## CHALLENGE
Output the material beneath this task exactly, images excluded.

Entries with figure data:

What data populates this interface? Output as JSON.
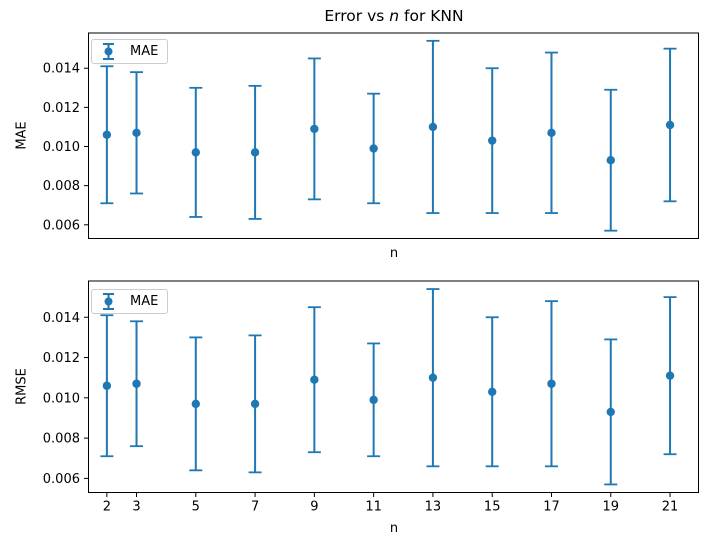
{
  "figure": {
    "title": {
      "prefix": "Error vs ",
      "variable": "n",
      "suffix": " for KNN"
    },
    "background_color": "#ffffff",
    "accent_color": "#1f77b4",
    "text_color": "#000000",
    "spine_color": "#000000"
  },
  "chart_data": [
    {
      "type": "errorbar",
      "panel": "top",
      "ylabel": "MAE",
      "xlabel": "n",
      "legend": {
        "position": "upper left",
        "entries": [
          "MAE"
        ]
      },
      "x": [
        2,
        3,
        5,
        7,
        9,
        11,
        13,
        15,
        17,
        19,
        21
      ],
      "y": [
        0.0106,
        0.0107,
        0.0097,
        0.0097,
        0.0109,
        0.0099,
        0.011,
        0.0103,
        0.0107,
        0.0093,
        0.0111
      ],
      "yerr": [
        0.0035,
        0.0031,
        0.0033,
        0.0034,
        0.0036,
        0.0028,
        0.0044,
        0.0037,
        0.0041,
        0.0036,
        0.0039
      ],
      "xlim": [
        1.38,
        21.96
      ],
      "ylim": [
        0.0053,
        0.0158
      ],
      "yticks": {
        "values": [
          0.014,
          0.012,
          0.01,
          0.008,
          0.006
        ],
        "labels": [
          "0.014",
          "0.012",
          "0.010",
          "0.008",
          "0.006"
        ]
      },
      "xticks": {
        "values": [],
        "labels": []
      },
      "grid": false,
      "marker": "circle"
    },
    {
      "type": "errorbar",
      "panel": "bottom",
      "ylabel": "RMSE",
      "xlabel": "n",
      "legend": {
        "position": "upper left",
        "entries": [
          "MAE"
        ]
      },
      "x": [
        2,
        3,
        5,
        7,
        9,
        11,
        13,
        15,
        17,
        19,
        21
      ],
      "y": [
        0.0106,
        0.0107,
        0.0097,
        0.0097,
        0.0109,
        0.0099,
        0.011,
        0.0103,
        0.0107,
        0.0093,
        0.0111
      ],
      "yerr": [
        0.0035,
        0.0031,
        0.0033,
        0.0034,
        0.0036,
        0.0028,
        0.0044,
        0.0037,
        0.0041,
        0.0036,
        0.0039
      ],
      "xlim": [
        1.38,
        21.96
      ],
      "ylim": [
        0.0053,
        0.0158
      ],
      "yticks": {
        "values": [
          0.014,
          0.012,
          0.01,
          0.008,
          0.006
        ],
        "labels": [
          "0.014",
          "0.012",
          "0.010",
          "0.008",
          "0.006"
        ]
      },
      "xticks": {
        "values": [
          2,
          3,
          5,
          7,
          9,
          11,
          13,
          15,
          17,
          19,
          21
        ],
        "labels": [
          "2",
          "3",
          "5",
          "7",
          "9",
          "11",
          "13",
          "15",
          "17",
          "19",
          "21"
        ]
      },
      "grid": false,
      "marker": "circle"
    }
  ]
}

## SOLUTION FOR THIS EXERCISE
What data populates this interface? Output as JSON.
{
  "figure": {
    "title": {
      "prefix": "Error vs ",
      "variable": "n",
      "suffix": " for KNN"
    },
    "background_color": "#ffffff",
    "accent_color": "#1f77b4",
    "text_color": "#000000",
    "spine_color": "#000000"
  },
  "chart_data": [
    {
      "type": "errorbar",
      "panel": "top",
      "ylabel": "MAE",
      "xlabel": "n",
      "legend": {
        "position": "upper left",
        "entries": [
          "MAE"
        ]
      },
      "x": [
        2,
        3,
        5,
        7,
        9,
        11,
        13,
        15,
        17,
        19,
        21
      ],
      "y": [
        0.0106,
        0.0107,
        0.0097,
        0.0097,
        0.0109,
        0.0099,
        0.011,
        0.0103,
        0.0107,
        0.0093,
        0.0111
      ],
      "yerr": [
        0.0035,
        0.0031,
        0.0033,
        0.0034,
        0.0036,
        0.0028,
        0.0044,
        0.0037,
        0.0041,
        0.0036,
        0.0039
      ],
      "xlim": [
        1.38,
        21.96
      ],
      "ylim": [
        0.0053,
        0.0158
      ],
      "yticks": {
        "values": [
          0.014,
          0.012,
          0.01,
          0.008,
          0.006
        ],
        "labels": [
          "0.014",
          "0.012",
          "0.010",
          "0.008",
          "0.006"
        ]
      },
      "xticks": {
        "values": [],
        "labels": []
      },
      "grid": false,
      "marker": "circle"
    },
    {
      "type": "errorbar",
      "panel": "bottom",
      "ylabel": "RMSE",
      "xlabel": "n",
      "legend": {
        "position": "upper left",
        "entries": [
          "MAE"
        ]
      },
      "x": [
        2,
        3,
        5,
        7,
        9,
        11,
        13,
        15,
        17,
        19,
        21
      ],
      "y": [
        0.0106,
        0.0107,
        0.0097,
        0.0097,
        0.0109,
        0.0099,
        0.011,
        0.0103,
        0.0107,
        0.0093,
        0.0111
      ],
      "yerr": [
        0.0035,
        0.0031,
        0.0033,
        0.0034,
        0.0036,
        0.0028,
        0.0044,
        0.0037,
        0.0041,
        0.0036,
        0.0039
      ],
      "xlim": [
        1.38,
        21.96
      ],
      "ylim": [
        0.0053,
        0.0158
      ],
      "yticks": {
        "values": [
          0.014,
          0.012,
          0.01,
          0.008,
          0.006
        ],
        "labels": [
          "0.014",
          "0.012",
          "0.010",
          "0.008",
          "0.006"
        ]
      },
      "xticks": {
        "values": [
          2,
          3,
          5,
          7,
          9,
          11,
          13,
          15,
          17,
          19,
          21
        ],
        "labels": [
          "2",
          "3",
          "5",
          "7",
          "9",
          "11",
          "13",
          "15",
          "17",
          "19",
          "21"
        ]
      },
      "grid": false,
      "marker": "circle"
    }
  ]
}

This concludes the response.